**Given records**:
....

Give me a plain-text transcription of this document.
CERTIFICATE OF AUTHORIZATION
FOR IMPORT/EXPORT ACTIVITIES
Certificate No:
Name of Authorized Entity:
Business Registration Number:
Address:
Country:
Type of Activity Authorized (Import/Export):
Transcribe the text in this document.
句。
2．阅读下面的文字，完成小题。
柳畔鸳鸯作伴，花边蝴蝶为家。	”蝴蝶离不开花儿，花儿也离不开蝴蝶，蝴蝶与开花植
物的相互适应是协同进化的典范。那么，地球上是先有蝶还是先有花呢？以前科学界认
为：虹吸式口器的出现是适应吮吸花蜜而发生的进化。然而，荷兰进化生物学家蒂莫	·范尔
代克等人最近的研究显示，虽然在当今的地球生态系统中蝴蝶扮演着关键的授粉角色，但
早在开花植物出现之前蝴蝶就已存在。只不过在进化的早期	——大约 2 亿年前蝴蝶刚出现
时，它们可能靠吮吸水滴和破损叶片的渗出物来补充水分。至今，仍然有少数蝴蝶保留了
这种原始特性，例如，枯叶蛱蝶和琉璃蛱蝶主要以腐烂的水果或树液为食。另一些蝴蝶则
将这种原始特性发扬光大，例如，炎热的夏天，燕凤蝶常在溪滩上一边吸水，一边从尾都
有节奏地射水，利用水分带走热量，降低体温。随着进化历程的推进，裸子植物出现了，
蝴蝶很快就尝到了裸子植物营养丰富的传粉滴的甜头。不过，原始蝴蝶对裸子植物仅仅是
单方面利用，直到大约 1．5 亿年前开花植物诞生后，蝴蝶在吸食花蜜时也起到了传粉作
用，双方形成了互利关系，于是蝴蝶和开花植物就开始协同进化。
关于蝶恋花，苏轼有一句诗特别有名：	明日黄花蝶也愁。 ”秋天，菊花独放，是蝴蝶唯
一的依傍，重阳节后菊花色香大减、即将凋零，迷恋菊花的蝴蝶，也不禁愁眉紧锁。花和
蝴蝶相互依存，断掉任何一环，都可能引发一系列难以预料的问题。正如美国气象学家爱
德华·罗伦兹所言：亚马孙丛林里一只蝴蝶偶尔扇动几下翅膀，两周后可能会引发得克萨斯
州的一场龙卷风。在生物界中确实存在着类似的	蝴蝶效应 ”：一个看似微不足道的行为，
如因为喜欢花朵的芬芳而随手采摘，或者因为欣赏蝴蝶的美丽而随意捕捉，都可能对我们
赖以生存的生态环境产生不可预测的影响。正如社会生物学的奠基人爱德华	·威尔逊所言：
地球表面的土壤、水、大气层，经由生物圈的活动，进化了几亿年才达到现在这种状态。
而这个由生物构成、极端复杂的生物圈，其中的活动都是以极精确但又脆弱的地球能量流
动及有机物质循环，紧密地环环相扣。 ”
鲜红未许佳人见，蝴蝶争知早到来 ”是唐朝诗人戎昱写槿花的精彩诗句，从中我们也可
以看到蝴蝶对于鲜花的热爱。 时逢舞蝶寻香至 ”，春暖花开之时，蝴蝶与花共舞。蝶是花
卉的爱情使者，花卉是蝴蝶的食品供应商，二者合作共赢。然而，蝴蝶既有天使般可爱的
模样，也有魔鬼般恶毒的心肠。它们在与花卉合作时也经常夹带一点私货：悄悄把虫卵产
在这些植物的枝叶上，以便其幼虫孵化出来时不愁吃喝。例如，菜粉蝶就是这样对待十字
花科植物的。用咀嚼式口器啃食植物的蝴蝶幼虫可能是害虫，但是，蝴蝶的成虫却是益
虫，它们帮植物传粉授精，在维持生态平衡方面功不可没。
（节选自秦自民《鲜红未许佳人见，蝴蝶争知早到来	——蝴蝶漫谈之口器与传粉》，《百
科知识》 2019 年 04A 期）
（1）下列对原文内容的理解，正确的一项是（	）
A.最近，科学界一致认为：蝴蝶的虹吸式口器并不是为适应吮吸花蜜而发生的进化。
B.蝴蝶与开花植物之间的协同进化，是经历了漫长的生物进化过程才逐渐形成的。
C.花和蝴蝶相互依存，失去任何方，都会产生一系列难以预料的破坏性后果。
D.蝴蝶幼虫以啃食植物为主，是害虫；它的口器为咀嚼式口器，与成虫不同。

....

**Instruction**: Write out all records exactly, keeping every detail.

**Exercise response**:
Give me a plain-text transcription of this document.
CERTIFICATE OF AUTHORIZATION
FOR IMPORT/EXPORT ACTIVITIES
Certificate No:
Name of Authorized Entity:
Business Registration Number:
Address:
Country:
Type of Activity Authorized (Import/Export):
Transcribe the text in this document.
句。
2．阅读下面的文字，完成小题。
柳畔鸳鸯作伴，花边蝴蝶为家。	”蝴蝶离不开花儿，花儿也离不开蝴蝶，蝴蝶与开花植
物的相互适应是协同进化的典范。那么，地球上是先有蝶还是先有花呢？以前科学界认
为：虹吸式口器的出现是适应吮吸花蜜而发生的进化。然而，荷兰进化生物学家蒂莫	·范尔
代克等人最近的研究显示，虽然在当今的地球生态系统中蝴蝶扮演着关键的授粉角色，但
早在开花植物出现之前蝴蝶就已存在。只不过在进化的早期	——大约 2 亿年前蝴蝶刚出现
时，它们可能靠吮吸水滴和破损叶片的渗出物来补充水分。至今，仍然有少数蝴蝶保留了
这种原始特性，例如，枯叶蛱蝶和琉璃蛱蝶主要以腐烂的水果或树液为食。另一些蝴蝶则
将这种原始特性发扬光大，例如，炎热的夏天，燕凤蝶常在溪滩上一边吸水，一边从尾都
有节奏地射水，利用水分带走热量，降低体温。随着进化历程的推进，裸子植物出现了，
蝴蝶很快就尝到了裸子植物营养丰富的传粉滴的甜头。不过，原始蝴蝶对裸子植物仅仅是
单方面利用，直到大约 1．5 亿年前开花植物诞生后，蝴蝶在吸食花蜜时也起到了传粉作
用，双方形成了互利关系，于是蝴蝶和开花植物就开始协同进化。
关于蝶恋花，苏轼有一句诗特别有名：	明日黄花蝶也愁。 ”秋天，菊花独放，是蝴蝶唯
一的依傍，重阳节后菊花色香大减、即将凋零，迷恋菊花的蝴蝶，也不禁愁眉紧锁。花和
蝴蝶相互依存，断掉任何一环，都可能引发一系列难以预料的问题。正如美国气象学家爱
德华·罗伦兹所言：亚马孙丛林里一只蝴蝶偶尔扇动几下翅膀，两周后可能会引发得克萨斯
州的一场龙卷风。在生物界中确实存在着类似的	蝴蝶效应 ”：一个看似微不足道的行为，
如因为喜欢花朵的芬芳而随手采摘，或者因为欣赏蝴蝶的美丽而随意捕捉，都可能对我们
赖以生存的生态环境产生不可预测的影响。正如社会生物学的奠基人爱德华	·威尔逊所言：
地球表面的土壤、水、大气层，经由生物圈的活动，进化了几亿年才达到现在这种状态。
而这个由生物构成、极端复杂的生物圈，其中的活动都是以极精确但又脆弱的地球能量流
动及有机物质循环，紧密地环环相扣。 ”
鲜红未许佳人见，蝴蝶争知早到来 ”是唐朝诗人戎昱写槿花的精彩诗句，从中我们也可
以看到蝴蝶对于鲜花的热爱。 时逢舞蝶寻香至 ”，春暖花开之时，蝴蝶与花共舞。蝶是花
卉的爱情使者，花卉是蝴蝶的食品供应商，二者合作共赢。然而，蝴蝶既有天使般可爱的
模样，也有魔鬼般恶毒的心肠。它们在与花卉合作时也经常夹带一点私货：悄悄把虫卵产
在这些植物的枝叶上，以便其幼虫孵化出来时不愁吃喝。例如，菜粉蝶就是这样对待十字
花科植物的。用咀嚼式口器啃食植物的蝴蝶幼虫可能是害虫，但是，蝴蝶的成虫却是益
虫，它们帮植物传粉授精，在维持生态平衡方面功不可没。
（节选自秦自民《鲜红未许佳人见，蝴蝶争知早到来	——蝴蝶漫谈之口器与传粉》，《百
科知识》 2019 年 04A 期）
（1）下列对原文内容的理解，正确的一项是（	）
A.最近，科学界一致认为：蝴蝶的虹吸式口器并不是为适应吮吸花蜜而发生的进化。
B.蝴蝶与开花植物之间的协同进化，是经历了漫长的生物进化过程才逐渐形成的。
C.花和蝴蝶相互依存，失去任何方，都会产生一系列难以预料的破坏性后果。
D.蝴蝶幼虫以啃食植物为主，是害虫；它的口器为咀嚼式口器，与成虫不同。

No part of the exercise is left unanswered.